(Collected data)
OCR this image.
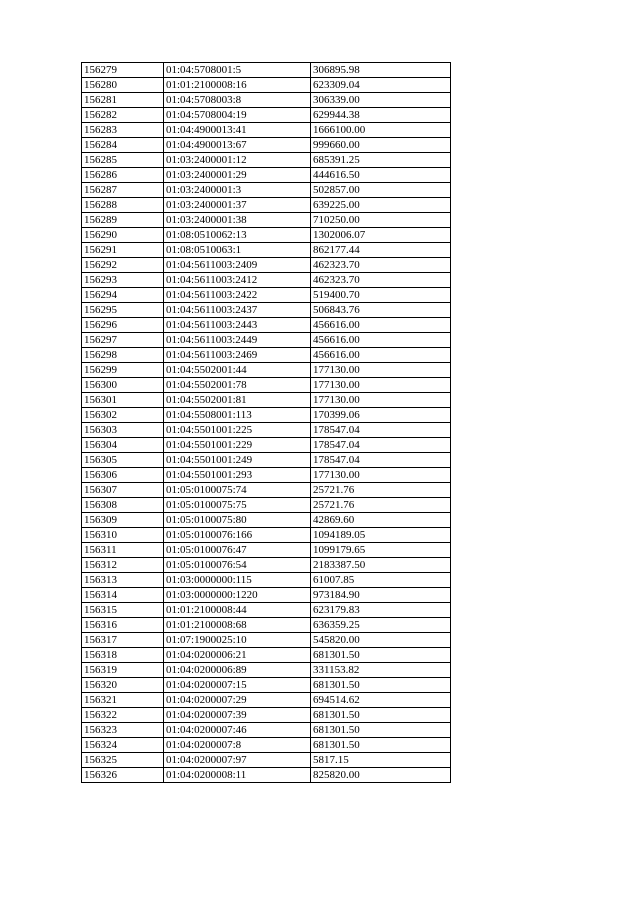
156279	01:04:5708001:5	306895.98
156280	01:01:2100008:16	623309.04
156281	01:04:5708003:8	306339.00
156282	01:04:5708004:19	629944.38
156283	01:04:4900013:41	1666100.00
156284	01:04:4900013:67	999660.00
156285	01:03:2400001:12	685391.25
156286	01:03:2400001:29	444616.50
156287	01:03:2400001:3	502857.00
156288	01:03:2400001:37	639225.00
156289	01:03:2400001:38	710250.00
156290	01:08:0510062:13	1302006.07
156291	01:08:0510063:1	862177.44
156292	01:04:5611003:2409	462323.70
156293	01:04:5611003:2412	462323.70
156294	01:04:5611003:2422	519400.70
156295	01:04:5611003:2437	506843.76
156296	01:04:5611003:2443	456616.00
156297	01:04:5611003:2449	456616.00
156298	01:04:5611003:2469	456616.00
156299	01:04:5502001:44	177130.00
156300	01:04:5502001:78	177130.00
156301	01:04:5502001:81	177130.00
156302	01:04:5508001:113	170399.06
156303	01:04:5501001:225	178547.04
156304	01:04:5501001:229	178547.04
156305	01:04:5501001:249	178547.04
156306	01:04:5501001:293	177130.00
156307	01:05:0100075:74	25721.76
156308	01:05:0100075:75	25721.76
156309	01:05:0100075:80	42869.60
156310	01:05:0100076:166	1094189.05
156311	01:05:0100076:47	1099179.65
156312	01:05:0100076:54	2183387.50
156313	01:03:0000000:115	61007.85
156314	01:03:0000000:1220	973184.90
156315	01:01:2100008:44	623179.83
156316	01:01:2100008:68	636359.25
156317	01:07:1900025:10	545820.00
156318	01:04:0200006:21	681301.50
156319	01:04:0200006:89	331153.82
156320	01:04:0200007:15	681301.50
156321	01:04:0200007:29	694514.62
156322	01:04:0200007:39	681301.50
156323	01:04:0200007:46	681301.50
156324	01:04:0200007:8	681301.50
156325	01:04:0200007:97	5817.15
156326	01:04:0200008:11	825820.00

WHAT YOU ARE ASKED TO DO:
Return to the listing above and set it down exactly, leaving out its pictures.

FINISHED TASK:
OCR this image.
156279	01:04:5708001:5	306895.98
156280	01:01:2100008:16	623309.04
156281	01:04:5708003:8	306339.00
156282	01:04:5708004:19	629944.38
156283	01:04:4900013:41	1666100.00
156284	01:04:4900013:67	999660.00
156285	01:03:2400001:12	685391.25
156286	01:03:2400001:29	444616.50
156287	01:03:2400001:3	502857.00
156288	01:03:2400001:37	639225.00
156289	01:03:2400001:38	710250.00
156290	01:08:0510062:13	1302006.07
156291	01:08:0510063:1	862177.44
156292	01:04:5611003:2409	462323.70
156293	01:04:5611003:2412	462323.70
156294	01:04:5611003:2422	519400.70
156295	01:04:5611003:2437	506843.76
156296	01:04:5611003:2443	456616.00
156297	01:04:5611003:2449	456616.00
156298	01:04:5611003:2469	456616.00
156299	01:04:5502001:44	177130.00
156300	01:04:5502001:78	177130.00
156301	01:04:5502001:81	177130.00
156302	01:04:5508001:113	170399.06
156303	01:04:5501001:225	178547.04
156304	01:04:5501001:229	178547.04
156305	01:04:5501001:249	178547.04
156306	01:04:5501001:293	177130.00
156307	01:05:0100075:74	25721.76
156308	01:05:0100075:75	25721.76
156309	01:05:0100075:80	42869.60
156310	01:05:0100076:166	1094189.05
156311	01:05:0100076:47	1099179.65
156312	01:05:0100076:54	2183387.50
156313	01:03:0000000:115	61007.85
156314	01:03:0000000:1220	973184.90
156315	01:01:2100008:44	623179.83
156316	01:01:2100008:68	636359.25
156317	01:07:1900025:10	545820.00
156318	01:04:0200006:21	681301.50
156319	01:04:0200006:89	331153.82
156320	01:04:0200007:15	681301.50
156321	01:04:0200007:29	694514.62
156322	01:04:0200007:39	681301.50
156323	01:04:0200007:46	681301.50
156324	01:04:0200007:8	681301.50
156325	01:04:0200007:97	5817.15
156326	01:04:0200008:11	825820.00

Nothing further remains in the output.